Raw records:
· · · · · · ·

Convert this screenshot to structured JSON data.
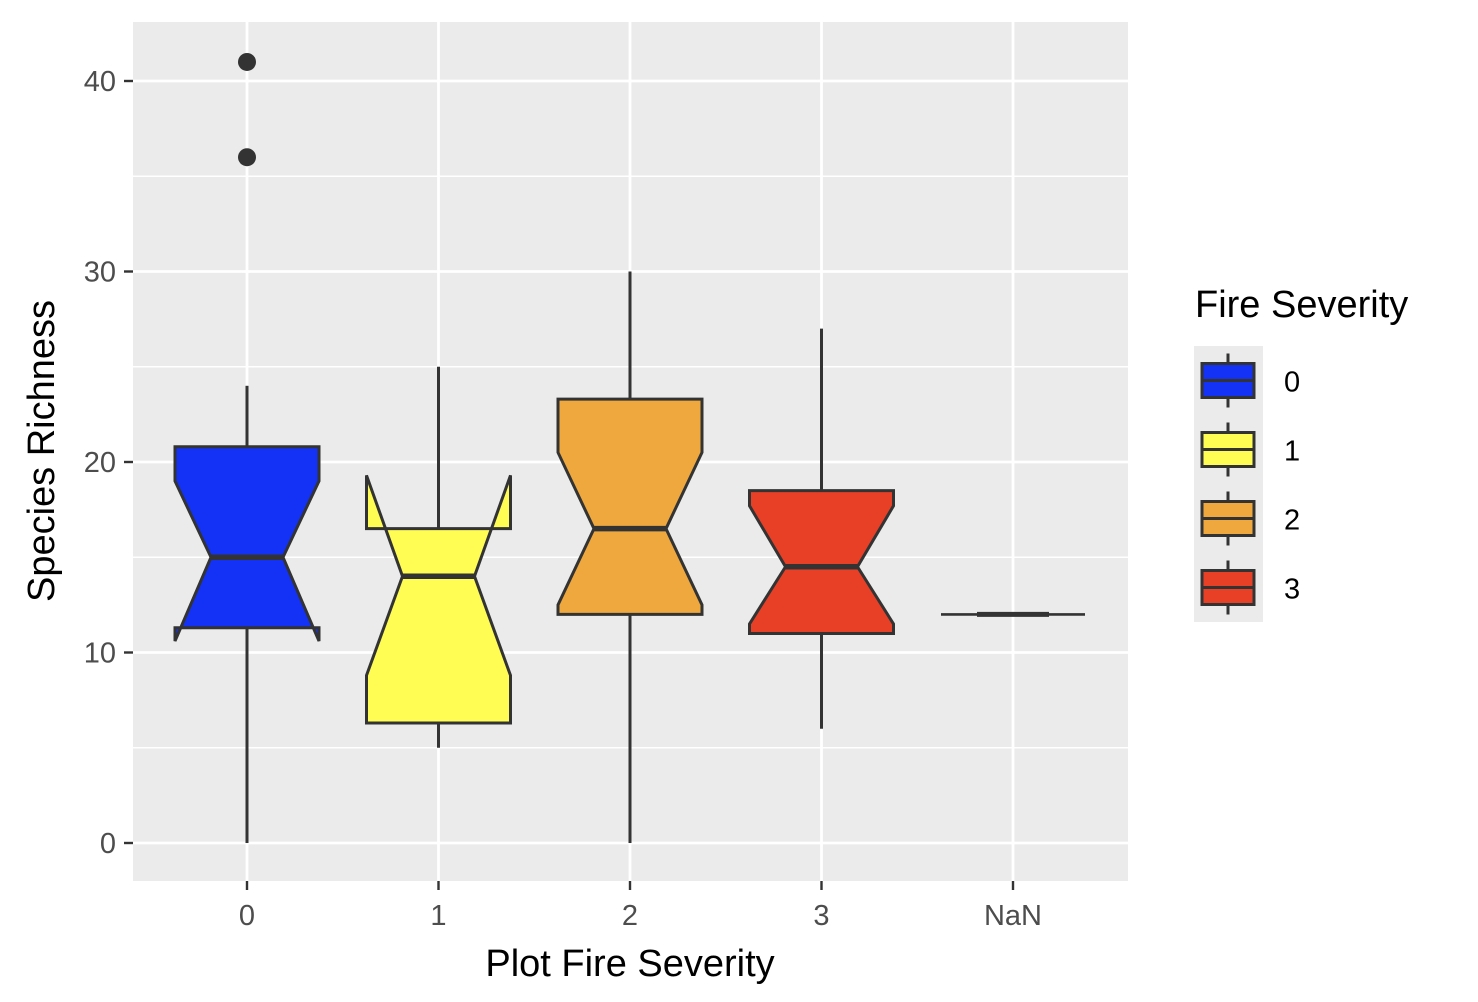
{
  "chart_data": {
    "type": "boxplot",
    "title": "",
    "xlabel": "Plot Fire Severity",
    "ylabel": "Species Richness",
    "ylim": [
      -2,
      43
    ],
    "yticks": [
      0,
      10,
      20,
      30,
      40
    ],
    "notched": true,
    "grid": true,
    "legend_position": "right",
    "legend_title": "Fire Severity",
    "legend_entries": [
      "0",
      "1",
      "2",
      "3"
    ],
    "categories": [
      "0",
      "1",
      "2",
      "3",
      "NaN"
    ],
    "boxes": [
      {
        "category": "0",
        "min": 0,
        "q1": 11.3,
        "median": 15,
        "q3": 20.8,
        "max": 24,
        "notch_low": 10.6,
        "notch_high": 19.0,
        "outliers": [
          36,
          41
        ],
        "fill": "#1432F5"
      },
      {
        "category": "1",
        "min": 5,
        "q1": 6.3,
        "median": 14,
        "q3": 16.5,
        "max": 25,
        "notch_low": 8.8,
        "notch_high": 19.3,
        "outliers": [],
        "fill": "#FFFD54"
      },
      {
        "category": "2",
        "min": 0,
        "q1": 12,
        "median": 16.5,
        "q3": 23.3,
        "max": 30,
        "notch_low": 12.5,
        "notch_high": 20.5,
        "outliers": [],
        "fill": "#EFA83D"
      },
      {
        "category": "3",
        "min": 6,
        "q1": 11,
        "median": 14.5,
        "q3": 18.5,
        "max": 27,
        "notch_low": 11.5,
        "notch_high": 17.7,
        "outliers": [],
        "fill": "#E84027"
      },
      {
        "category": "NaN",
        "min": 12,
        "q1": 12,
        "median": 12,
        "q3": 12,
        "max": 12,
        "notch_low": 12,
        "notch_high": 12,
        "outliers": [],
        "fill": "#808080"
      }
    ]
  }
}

· · · · · · ·

Exercise: Restate the records word for word, omitting images.

Exercise output:
Convert this screenshot to structured JSON data.
{
  "chart_data": {
    "type": "boxplot",
    "title": "",
    "xlabel": "Plot Fire Severity",
    "ylabel": "Species Richness",
    "ylim": [
      -2,
      43
    ],
    "yticks": [
      0,
      10,
      20,
      30,
      40
    ],
    "notched": true,
    "grid": true,
    "legend_position": "right",
    "legend_title": "Fire Severity",
    "legend_entries": [
      "0",
      "1",
      "2",
      "3"
    ],
    "categories": [
      "0",
      "1",
      "2",
      "3",
      "NaN"
    ],
    "boxes": [
      {
        "category": "0",
        "min": 0,
        "q1": 11.3,
        "median": 15,
        "q3": 20.8,
        "max": 24,
        "notch_low": 10.6,
        "notch_high": 19.0,
        "outliers": [
          36,
          41
        ],
        "fill": "#1432F5"
      },
      {
        "category": "1",
        "min": 5,
        "q1": 6.3,
        "median": 14,
        "q3": 16.5,
        "max": 25,
        "notch_low": 8.8,
        "notch_high": 19.3,
        "outliers": [],
        "fill": "#FFFD54"
      },
      {
        "category": "2",
        "min": 0,
        "q1": 12,
        "median": 16.5,
        "q3": 23.3,
        "max": 30,
        "notch_low": 12.5,
        "notch_high": 20.5,
        "outliers": [],
        "fill": "#EFA83D"
      },
      {
        "category": "3",
        "min": 6,
        "q1": 11,
        "median": 14.5,
        "q3": 18.5,
        "max": 27,
        "notch_low": 11.5,
        "notch_high": 17.7,
        "outliers": [],
        "fill": "#E84027"
      },
      {
        "category": "NaN",
        "min": 12,
        "q1": 12,
        "median": 12,
        "q3": 12,
        "max": 12,
        "notch_low": 12,
        "notch_high": 12,
        "outliers": [],
        "fill": "#808080"
      }
    ]
  }
}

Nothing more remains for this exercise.